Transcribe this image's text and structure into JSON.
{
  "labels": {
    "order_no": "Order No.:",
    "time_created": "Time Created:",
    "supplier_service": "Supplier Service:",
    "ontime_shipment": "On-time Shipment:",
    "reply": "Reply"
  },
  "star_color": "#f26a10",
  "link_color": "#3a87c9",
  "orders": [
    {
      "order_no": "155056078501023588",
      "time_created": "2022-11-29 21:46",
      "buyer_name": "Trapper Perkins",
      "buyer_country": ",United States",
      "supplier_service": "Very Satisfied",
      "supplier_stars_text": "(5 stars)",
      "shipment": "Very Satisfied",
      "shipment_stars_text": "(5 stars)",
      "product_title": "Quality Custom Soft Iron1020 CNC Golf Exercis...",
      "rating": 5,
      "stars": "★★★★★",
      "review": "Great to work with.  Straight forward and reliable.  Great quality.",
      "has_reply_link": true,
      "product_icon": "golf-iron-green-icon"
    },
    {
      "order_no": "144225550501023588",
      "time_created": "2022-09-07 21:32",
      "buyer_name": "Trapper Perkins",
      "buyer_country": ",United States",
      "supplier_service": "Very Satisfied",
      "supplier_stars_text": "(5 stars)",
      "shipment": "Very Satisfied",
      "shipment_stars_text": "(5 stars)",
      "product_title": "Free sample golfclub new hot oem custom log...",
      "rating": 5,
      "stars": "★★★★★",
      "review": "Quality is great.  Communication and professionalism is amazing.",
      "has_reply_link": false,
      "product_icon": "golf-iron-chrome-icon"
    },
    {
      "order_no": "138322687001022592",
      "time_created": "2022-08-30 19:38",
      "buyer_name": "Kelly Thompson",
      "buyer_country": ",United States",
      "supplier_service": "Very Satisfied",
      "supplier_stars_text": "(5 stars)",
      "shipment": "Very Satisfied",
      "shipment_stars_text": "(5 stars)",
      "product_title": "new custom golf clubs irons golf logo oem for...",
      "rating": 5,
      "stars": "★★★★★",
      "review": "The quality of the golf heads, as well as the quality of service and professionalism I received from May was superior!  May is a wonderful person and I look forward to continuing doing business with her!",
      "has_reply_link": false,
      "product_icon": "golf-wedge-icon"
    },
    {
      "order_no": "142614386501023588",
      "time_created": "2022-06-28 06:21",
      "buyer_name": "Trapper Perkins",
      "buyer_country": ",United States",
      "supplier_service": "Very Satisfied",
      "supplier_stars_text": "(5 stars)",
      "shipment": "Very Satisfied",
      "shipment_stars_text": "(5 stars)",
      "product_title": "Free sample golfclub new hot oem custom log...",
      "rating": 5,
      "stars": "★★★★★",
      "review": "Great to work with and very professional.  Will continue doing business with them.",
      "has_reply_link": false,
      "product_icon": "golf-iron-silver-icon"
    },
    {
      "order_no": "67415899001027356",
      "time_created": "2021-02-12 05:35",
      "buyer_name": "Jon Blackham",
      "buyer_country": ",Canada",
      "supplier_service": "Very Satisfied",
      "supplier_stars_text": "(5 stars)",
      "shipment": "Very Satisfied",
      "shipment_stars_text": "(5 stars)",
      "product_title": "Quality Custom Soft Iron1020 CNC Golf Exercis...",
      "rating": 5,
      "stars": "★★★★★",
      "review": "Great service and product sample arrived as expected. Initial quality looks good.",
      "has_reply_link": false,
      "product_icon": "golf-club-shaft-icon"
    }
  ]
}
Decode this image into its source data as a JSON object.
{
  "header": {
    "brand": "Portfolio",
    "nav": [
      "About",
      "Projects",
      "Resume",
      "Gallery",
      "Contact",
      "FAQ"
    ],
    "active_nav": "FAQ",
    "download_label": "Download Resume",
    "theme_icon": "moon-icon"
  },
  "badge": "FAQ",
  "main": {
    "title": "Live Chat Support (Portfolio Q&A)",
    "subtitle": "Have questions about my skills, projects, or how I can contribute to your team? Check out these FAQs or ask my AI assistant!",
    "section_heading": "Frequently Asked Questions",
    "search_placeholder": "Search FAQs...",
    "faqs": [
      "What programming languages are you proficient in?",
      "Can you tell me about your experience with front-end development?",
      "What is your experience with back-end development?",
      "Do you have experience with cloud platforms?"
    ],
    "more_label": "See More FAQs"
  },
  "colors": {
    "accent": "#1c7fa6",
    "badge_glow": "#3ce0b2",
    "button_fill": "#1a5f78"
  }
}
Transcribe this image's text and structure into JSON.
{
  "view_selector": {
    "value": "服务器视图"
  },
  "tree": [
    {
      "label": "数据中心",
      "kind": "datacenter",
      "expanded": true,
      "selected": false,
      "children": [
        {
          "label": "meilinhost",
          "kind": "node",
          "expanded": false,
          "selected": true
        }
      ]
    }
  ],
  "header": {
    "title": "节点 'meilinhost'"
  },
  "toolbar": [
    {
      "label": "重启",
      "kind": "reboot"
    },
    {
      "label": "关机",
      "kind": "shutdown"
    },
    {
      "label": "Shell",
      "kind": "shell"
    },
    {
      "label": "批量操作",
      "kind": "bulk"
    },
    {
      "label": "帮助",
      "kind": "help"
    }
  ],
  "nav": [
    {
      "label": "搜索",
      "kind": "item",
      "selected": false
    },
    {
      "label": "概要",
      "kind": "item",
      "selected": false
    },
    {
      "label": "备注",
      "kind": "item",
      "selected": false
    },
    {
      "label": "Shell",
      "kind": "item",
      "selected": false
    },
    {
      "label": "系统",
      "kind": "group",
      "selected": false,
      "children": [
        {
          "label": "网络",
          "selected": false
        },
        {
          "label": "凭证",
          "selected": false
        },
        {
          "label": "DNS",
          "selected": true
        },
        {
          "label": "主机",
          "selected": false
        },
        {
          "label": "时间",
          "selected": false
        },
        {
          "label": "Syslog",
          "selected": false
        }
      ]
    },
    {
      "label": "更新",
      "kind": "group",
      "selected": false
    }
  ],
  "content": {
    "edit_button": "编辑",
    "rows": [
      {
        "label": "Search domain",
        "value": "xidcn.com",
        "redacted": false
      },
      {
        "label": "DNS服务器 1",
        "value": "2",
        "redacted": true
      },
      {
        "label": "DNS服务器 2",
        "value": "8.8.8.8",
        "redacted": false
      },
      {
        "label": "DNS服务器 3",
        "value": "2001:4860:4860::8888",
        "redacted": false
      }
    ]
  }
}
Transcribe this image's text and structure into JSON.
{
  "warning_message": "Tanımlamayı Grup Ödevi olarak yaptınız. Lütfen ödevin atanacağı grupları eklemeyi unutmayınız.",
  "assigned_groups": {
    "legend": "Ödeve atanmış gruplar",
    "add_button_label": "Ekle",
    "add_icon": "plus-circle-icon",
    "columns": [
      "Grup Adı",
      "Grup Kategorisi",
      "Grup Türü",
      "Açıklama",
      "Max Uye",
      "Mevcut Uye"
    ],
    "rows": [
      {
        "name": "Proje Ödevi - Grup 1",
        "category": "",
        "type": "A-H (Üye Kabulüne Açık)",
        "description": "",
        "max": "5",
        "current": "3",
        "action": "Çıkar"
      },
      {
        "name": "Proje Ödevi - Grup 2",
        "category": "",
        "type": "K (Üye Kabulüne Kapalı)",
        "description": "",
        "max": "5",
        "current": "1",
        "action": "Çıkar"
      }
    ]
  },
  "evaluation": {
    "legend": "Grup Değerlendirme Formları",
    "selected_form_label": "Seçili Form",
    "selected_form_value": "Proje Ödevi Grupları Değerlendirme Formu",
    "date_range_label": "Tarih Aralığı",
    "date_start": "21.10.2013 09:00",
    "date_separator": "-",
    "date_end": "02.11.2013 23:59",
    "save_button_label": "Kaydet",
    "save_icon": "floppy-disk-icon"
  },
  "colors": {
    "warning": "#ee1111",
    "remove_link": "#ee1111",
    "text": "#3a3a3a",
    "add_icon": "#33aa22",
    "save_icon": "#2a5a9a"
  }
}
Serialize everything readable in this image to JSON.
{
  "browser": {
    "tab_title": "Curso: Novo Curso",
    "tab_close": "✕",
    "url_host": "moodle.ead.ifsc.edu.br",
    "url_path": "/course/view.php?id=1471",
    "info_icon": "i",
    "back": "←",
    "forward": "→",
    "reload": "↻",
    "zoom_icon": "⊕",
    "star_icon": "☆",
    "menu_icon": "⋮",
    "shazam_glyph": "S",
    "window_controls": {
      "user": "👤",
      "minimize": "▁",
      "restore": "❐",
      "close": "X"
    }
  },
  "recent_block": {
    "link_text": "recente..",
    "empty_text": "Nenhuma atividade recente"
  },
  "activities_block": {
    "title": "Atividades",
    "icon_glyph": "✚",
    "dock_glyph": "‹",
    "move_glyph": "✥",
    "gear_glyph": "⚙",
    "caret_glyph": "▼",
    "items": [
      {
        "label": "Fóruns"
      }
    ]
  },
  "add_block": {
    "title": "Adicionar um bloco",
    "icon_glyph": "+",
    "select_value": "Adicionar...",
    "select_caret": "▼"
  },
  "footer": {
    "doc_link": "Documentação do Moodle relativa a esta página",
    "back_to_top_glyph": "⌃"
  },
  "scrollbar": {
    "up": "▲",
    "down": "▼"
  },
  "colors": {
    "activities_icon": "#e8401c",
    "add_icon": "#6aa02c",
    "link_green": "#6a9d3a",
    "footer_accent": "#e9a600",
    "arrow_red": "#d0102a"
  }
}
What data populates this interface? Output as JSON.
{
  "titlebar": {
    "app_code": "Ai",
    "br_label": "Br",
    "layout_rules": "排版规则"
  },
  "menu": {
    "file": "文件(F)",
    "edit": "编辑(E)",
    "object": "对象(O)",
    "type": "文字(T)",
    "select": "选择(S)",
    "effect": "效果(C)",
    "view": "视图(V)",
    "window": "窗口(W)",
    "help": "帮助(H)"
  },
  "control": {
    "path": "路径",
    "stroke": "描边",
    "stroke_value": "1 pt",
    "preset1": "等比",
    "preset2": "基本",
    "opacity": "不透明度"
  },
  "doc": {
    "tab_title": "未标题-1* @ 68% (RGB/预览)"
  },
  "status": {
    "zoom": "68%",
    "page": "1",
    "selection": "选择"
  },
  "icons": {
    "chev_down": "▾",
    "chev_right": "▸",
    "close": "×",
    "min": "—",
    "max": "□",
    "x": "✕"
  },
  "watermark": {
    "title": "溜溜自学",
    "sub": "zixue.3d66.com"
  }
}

□ □ □ □

→ THE EXERCISE:
Pull out every line from the one with "What data populates" to the end of the listing, and output only those.

→ CORRECT RESPONSE:
What data populates this interface? Output as JSON.
{
  "titlebar": {
    "app_code": "Ai",
    "br_label": "Br",
    "layout_rules": "排版规则"
  },
  "menu": {
    "file": "文件(F)",
    "edit": "编辑(E)",
    "object": "对象(O)",
    "type": "文字(T)",
    "select": "选择(S)",
    "effect": "效果(C)",
    "view": "视图(V)",
    "window": "窗口(W)",
    "help": "帮助(H)"
  },
  "control": {
    "path": "路径",
    "stroke": "描边",
    "stroke_value": "1 pt",
    "preset1": "等比",
    "preset2": "基本",
    "opacity": "不透明度"
  },
  "doc": {
    "tab_title": "未标题-1* @ 68% (RGB/预览)"
  },
  "status": {
    "zoom": "68%",
    "page": "1",
    "selection": "选择"
  },
  "icons": {
    "chev_down": "▾",
    "chev_right": "▸",
    "close": "×",
    "min": "—",
    "max": "□",
    "x": "✕"
  },
  "watermark": {
    "title": "溜溜自学",
    "sub": "zixue.3d66.com"
  }
}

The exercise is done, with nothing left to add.